Now for the bad news. There are troubling signs that vaccine uptake rates have already begun to stagnate, signaling the dropoff in demand that some experts predicted

Changing the minds of COVID vaccine holdouts and skeptics is essential to resuming our everyday lives — and the right public health messaging is essential to turning the tide. 

Civis Analytics has studied COVID-19 vaccine messaging in the recent past: click here for our 2020 national study, and here for our 2021 employer-specific study. But we know perceptions and beliefs change over time, so we partnered with Made to Save (a national grassroots effort to ensure communities hit hardest by the pandemic have access to the COVID-19 vaccines and accurate, timely information) to generate ideas for vaccine message frameworks to test, and shared our findings on the recent live webinar Best Practices in Data-Driven COVID-19 Campaigns.

Between April 28 and May 3, 2021, Civis tested distinct message themes in an online randomized controlled trial of 4,215 American adults who are most likely to be uncertain about vaccination. Each participant is a member of one or more of the following “likely to be uncertain” demographic groups:

  • Black Americans
  • Latino/a Americans
  • Americans without a college degree
  • Americans under the age of 50
  • Americans making less than $50K/year
  • Republicans

We tested six messages in all, each with a different reason for why vaccination is important, and all with the same main thrust: You should get vaccinated. Participants viewed one of the following:

  • “Vaccine Safety” highlighted the safety of the COVID-19 vaccines: the rigorous FDA process that was followed, the diversity of clinical trial participants, and the rarity of serious side effects. 
  • “Getting Back to Normal” emphasized the daily activities that vaccinated individuals can enjoy, and highlighted experiences that may be off-limits to non-vaccinated individuals, such as concerts and international travel. 
  • “Personal Story” told the tale of a healthy, 30-year-old woman’s battle with COVID, recounting her fear of long-term effects and inability to resume activities like running.

====================

• **Questions**
#1 In the vaccine messaging excerpt, how many American adults took part in the online randomized controlled trial?
#2 From the vaccine messaging excerpt, extract the passage that begins with the words "We tested six" and ends after the words "activities like running.".
#3 Please continue the vaccine messaging excerpt, starting right after its last sentence.

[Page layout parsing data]
====================

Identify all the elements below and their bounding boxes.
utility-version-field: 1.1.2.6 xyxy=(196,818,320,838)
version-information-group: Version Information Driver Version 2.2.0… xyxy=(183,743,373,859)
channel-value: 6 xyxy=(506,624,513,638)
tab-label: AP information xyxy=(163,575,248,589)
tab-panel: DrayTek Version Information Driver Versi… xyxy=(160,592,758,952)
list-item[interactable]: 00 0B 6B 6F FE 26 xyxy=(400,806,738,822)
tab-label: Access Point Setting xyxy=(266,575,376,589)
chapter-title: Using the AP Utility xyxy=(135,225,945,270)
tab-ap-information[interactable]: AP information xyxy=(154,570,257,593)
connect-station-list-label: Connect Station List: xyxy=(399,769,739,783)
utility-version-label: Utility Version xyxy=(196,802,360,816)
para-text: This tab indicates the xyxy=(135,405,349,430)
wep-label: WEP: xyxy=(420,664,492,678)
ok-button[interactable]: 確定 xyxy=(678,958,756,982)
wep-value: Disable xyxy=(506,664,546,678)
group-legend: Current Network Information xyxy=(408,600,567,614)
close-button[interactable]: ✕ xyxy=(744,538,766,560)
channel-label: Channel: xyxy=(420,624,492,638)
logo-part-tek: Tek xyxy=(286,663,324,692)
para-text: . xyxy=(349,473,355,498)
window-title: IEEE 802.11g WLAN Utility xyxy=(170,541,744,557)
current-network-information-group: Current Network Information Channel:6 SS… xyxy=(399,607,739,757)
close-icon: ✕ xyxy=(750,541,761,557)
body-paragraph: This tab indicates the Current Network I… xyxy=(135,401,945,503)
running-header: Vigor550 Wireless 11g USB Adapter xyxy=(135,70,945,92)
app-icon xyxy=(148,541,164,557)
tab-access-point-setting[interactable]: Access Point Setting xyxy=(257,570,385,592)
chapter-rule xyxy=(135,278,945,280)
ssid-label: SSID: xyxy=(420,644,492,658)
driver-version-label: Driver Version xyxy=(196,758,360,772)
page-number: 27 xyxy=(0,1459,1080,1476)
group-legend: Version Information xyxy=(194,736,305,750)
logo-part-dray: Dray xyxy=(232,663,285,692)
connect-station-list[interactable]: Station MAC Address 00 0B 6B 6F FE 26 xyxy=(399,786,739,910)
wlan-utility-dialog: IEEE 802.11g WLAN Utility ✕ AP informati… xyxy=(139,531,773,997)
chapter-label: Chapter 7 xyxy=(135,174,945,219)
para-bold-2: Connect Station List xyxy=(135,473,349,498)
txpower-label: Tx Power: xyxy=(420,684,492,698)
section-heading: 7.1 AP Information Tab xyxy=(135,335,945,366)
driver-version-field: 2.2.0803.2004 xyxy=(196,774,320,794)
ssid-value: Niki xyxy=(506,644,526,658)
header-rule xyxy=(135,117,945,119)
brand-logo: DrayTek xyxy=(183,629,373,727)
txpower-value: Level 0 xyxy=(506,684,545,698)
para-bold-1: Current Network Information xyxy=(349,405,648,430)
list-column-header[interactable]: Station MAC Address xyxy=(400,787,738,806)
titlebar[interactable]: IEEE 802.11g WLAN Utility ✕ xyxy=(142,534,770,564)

====================

• **Replies**
#1 4,215 American adults.

#2
We tested six messages in all, each with a different reason for why vaccination is important, and all with the same main thrust: You should get vaccinated. Participants viewed one of the following:

  • “Vaccine Safety” highlighted the safety of the COVID-19 vaccines: the rigorous FDA process that was followed, the diversity of clinical trial participants, and the rarity of serious side effects. 
  • “Getting Back to Normal” emphasized the daily activities that vaccinated individuals can enjoy, and highlighted experiences that may be off-limits to non-vaccinated individuals, such as concerts and international travel. 
  • “Personal Story” told the tale of a healthy, 30-year-old woman’s battle with COVID, recounting her fear of long-term effects and inability to resume activities like running.

#3
  • “Scary COVID Statistics” focused on the dangers of COVID (even for young adults), and the vaccine’s potential to stop these statistics from rising. 
  • “Patriotism” positioned the vaccines as an example of American ingenuity, trumpeting vaccination as the ultimate expression of freedom, liberty, and country. 
  • “Personal Decision” emphasized that it’s normal to have questions about the vaccine, encouraged skeptics to learn more, and positioned vaccination as a person’s individual choice. 
  • The final group (the control group) saw no message.

Two messages stood out as the most effective to use with all vaccine-uncertain groups: “Getting Back to Normal” and “Personal Decision.” As the chart below illustrates, each increased likelihood to vaccinate by 5 percentage points on average; “Safety,” “Scary COVID Stats,” and “Patriotism” were all ineffective, and “Personal Story” had the highest likelihood of backfiring. 

Vaccine Hesitancy Findings

Messaging impact varied across all subgroups in the test, however, as the next chart reveals. 

Vaccine Hesitancy Findings 5.6.21

“When you look at specific subgroups, it’s important to look for where you may have a message that performs really well on one subgroup and not another,” Crystal Son, Civis’s director of healthcare analytics, told the Best Practices in Data-Driven COVID-19 Campaigns audience. “Before you run your outreach campaign, take a hard look at who you want to reach out to, and if they comprise more of one subgroup than another.”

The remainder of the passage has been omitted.